---------- 読む文章 ----------

第1次世界大戦から第2次世界大戦にかけて,ヨーロッパ諸国は大戦による膨大な人命と生産施設の損傷,世界恐慌,ファシズムの脅威と,相次ぐ危機に見舞われた。直面する危機が深刻であればあるほど,時に人々の感性は冴え,洞察は深まり,構想は自由と大胆さを増す。当時,ヨーロッパ,とくに大陸ヨーロッパで,国家の改革という壮大なテーマに関して提案が相次ぎ,熱い論争が闘わされたのも,それほど不思議なことではない。

----------

### 実施する作業
**1)** ヨーロッパの危機に関する文章のうち、「第1次世界大戦から第2次世界」から「れほど不思議なことではない。」までを両端も含めてそのまま返してください。
**2)** 次の(a)〜(c)がヨーロッパの危機に関する文章の内容と合っているかを、それぞれ「はい」か「いいえ」で答え、判断の決め手となる文章中の語句をそのまま引用してください。
(a) 当時、国家の改革をめぐる提案や論争が相次いだのは主にアメリカだった。
(b) ヨーロッパ諸国が見舞われた危機には世界恐慌が含まれていた。
(c) 直面する危機が深刻であるほど、人々の構想は慎重さを増す。
**3)** ヨーロッパの危機に関する文章を、最後の文に続けて書き進めてください。

---------- 抽出された記録 ----------

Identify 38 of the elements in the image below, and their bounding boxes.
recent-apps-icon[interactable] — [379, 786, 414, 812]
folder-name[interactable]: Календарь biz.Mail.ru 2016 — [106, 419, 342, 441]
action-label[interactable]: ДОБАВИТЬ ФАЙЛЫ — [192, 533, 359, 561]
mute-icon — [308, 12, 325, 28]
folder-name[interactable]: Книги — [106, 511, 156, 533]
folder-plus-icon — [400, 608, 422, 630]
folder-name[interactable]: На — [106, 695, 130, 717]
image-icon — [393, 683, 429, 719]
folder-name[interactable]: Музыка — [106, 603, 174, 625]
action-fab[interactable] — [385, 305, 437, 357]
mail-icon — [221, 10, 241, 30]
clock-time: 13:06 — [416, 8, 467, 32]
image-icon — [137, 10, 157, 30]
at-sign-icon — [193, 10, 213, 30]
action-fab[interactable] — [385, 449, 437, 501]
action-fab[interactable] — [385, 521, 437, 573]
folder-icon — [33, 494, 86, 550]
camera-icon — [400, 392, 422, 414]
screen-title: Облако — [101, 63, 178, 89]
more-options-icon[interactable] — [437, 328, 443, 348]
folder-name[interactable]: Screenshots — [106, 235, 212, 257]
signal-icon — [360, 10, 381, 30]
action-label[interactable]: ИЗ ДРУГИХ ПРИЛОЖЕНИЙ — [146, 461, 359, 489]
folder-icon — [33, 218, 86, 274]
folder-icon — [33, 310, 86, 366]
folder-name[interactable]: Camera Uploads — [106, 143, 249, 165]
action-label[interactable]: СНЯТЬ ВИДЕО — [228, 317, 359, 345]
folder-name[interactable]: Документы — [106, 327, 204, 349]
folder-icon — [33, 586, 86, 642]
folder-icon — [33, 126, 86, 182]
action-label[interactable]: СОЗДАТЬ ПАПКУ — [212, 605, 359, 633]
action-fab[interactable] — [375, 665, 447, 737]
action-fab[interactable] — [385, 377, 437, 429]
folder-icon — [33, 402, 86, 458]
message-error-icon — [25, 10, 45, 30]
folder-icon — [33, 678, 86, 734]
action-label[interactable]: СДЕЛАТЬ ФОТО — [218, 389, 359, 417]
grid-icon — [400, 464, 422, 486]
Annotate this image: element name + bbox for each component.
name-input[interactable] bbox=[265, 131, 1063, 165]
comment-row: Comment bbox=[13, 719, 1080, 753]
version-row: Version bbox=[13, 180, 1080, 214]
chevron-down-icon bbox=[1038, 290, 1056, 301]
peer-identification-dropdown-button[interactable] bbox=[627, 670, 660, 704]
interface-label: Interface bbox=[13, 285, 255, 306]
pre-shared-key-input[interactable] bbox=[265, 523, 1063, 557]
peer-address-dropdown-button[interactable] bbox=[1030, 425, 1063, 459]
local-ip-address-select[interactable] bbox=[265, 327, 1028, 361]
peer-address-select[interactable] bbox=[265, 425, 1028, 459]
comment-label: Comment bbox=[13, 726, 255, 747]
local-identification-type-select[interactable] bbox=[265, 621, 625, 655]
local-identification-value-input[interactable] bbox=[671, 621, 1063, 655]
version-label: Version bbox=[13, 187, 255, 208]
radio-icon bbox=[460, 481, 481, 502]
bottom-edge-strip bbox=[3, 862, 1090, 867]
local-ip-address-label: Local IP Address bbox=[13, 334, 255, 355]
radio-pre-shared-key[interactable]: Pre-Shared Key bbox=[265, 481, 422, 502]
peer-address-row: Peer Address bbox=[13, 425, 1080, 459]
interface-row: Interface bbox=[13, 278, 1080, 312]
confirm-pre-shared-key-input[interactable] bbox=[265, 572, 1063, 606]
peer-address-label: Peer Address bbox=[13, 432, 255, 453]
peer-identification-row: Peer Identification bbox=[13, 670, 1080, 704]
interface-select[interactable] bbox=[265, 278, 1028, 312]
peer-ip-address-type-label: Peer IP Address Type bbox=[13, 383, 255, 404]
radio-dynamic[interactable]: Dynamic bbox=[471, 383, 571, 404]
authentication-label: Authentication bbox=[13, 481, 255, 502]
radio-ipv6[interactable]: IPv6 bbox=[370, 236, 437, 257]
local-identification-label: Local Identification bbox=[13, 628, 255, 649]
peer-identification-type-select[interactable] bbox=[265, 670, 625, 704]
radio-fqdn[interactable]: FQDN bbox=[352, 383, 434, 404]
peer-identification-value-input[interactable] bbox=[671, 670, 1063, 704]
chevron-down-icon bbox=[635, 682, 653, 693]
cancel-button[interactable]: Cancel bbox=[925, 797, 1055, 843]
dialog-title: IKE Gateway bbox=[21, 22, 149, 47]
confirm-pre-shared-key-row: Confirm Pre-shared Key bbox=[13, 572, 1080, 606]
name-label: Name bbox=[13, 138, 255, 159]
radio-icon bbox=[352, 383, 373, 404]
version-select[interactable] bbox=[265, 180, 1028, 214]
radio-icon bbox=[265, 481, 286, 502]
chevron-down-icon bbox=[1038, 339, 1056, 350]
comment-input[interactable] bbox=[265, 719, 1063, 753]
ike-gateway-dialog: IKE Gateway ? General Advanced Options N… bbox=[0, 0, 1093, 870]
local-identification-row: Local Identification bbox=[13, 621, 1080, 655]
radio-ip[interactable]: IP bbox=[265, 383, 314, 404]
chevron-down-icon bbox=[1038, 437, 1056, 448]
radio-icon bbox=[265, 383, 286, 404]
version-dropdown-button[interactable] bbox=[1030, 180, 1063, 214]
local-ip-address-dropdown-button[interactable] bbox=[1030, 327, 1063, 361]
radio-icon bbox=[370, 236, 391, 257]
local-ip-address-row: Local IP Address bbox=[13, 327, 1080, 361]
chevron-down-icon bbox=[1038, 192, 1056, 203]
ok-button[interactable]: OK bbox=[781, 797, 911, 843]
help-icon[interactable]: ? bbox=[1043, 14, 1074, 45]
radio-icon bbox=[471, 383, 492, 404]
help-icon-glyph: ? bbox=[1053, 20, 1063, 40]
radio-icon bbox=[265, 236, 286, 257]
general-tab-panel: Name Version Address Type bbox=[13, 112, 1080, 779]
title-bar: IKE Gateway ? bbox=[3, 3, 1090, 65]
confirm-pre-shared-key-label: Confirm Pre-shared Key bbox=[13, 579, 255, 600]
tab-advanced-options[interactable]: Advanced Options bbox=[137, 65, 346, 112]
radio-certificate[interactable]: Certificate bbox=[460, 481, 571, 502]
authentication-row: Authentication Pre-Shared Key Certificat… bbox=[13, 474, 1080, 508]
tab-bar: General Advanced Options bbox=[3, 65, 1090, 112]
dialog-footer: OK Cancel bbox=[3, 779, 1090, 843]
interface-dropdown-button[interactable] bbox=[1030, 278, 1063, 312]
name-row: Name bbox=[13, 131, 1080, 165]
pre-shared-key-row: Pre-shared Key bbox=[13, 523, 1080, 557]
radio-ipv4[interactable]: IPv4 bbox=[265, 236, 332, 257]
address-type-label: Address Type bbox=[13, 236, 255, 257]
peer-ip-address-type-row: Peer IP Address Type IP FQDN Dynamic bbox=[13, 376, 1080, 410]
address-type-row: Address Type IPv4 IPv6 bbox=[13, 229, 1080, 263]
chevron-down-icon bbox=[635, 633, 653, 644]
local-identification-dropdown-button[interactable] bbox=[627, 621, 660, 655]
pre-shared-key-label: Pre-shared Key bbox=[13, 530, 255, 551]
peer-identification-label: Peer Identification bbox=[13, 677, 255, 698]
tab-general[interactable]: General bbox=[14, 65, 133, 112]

----------

### 期待される出力
**1)**
第1次世界大戦から第2次世界大戦にかけて,ヨーロッパ諸国は大戦による膨大な人命と生産施設の損傷,世界恐慌,ファシズムの脅威と,相次ぐ危機に見舞われた。直面する危機が深刻であればあるほど,時に人々の感性は冴え,洞察は深まり,構想は自由と大胆さを増す。当時,ヨーロッパ,とくに大陸ヨーロッパで,国家の改革という壮大なテーマに関して提案が相次ぎ,熱い論争が闘わされたのも,それほど不思議なことではない。

**2)**
(a) いいえ 「ヨーロッパ,とくに大陸ヨーロッパで」
(b) はい 「世界恐慌」
(c) いいえ 「構想は自由と大胆さを増す」

**3)**
ところで,身近に類似した歴史的経験をもたないわれわれにとっては興味深いことであるが,この提案と論争を主として担ったのは労働組合組織である。フランス最大の全国労働組合連合組織,労働総同盟(CGT)はその代表的な存在であった。本学の附属図書館が平成2年度に購入した『人民の声』(バックナンバー,マイクロフィルム)はこのCGTの月刊の機関誌である。同誌の大戦間の号は,フランスの現代国家形成に多大の影響を与えた,労働運動の側のこの問題にたいする取組みをよく伝えている。同じころ新しい時代の国家――あとで述べる「経済国家」の一種――として登場したファシスト国家が早々に歴史の舞台から消え,中央指令型社会主義国家もすでに歴史的役割を終えたかに見える今日,『人民の声』に現れた社民型の国家構想を回顧してみるのも無駄ではなかろう。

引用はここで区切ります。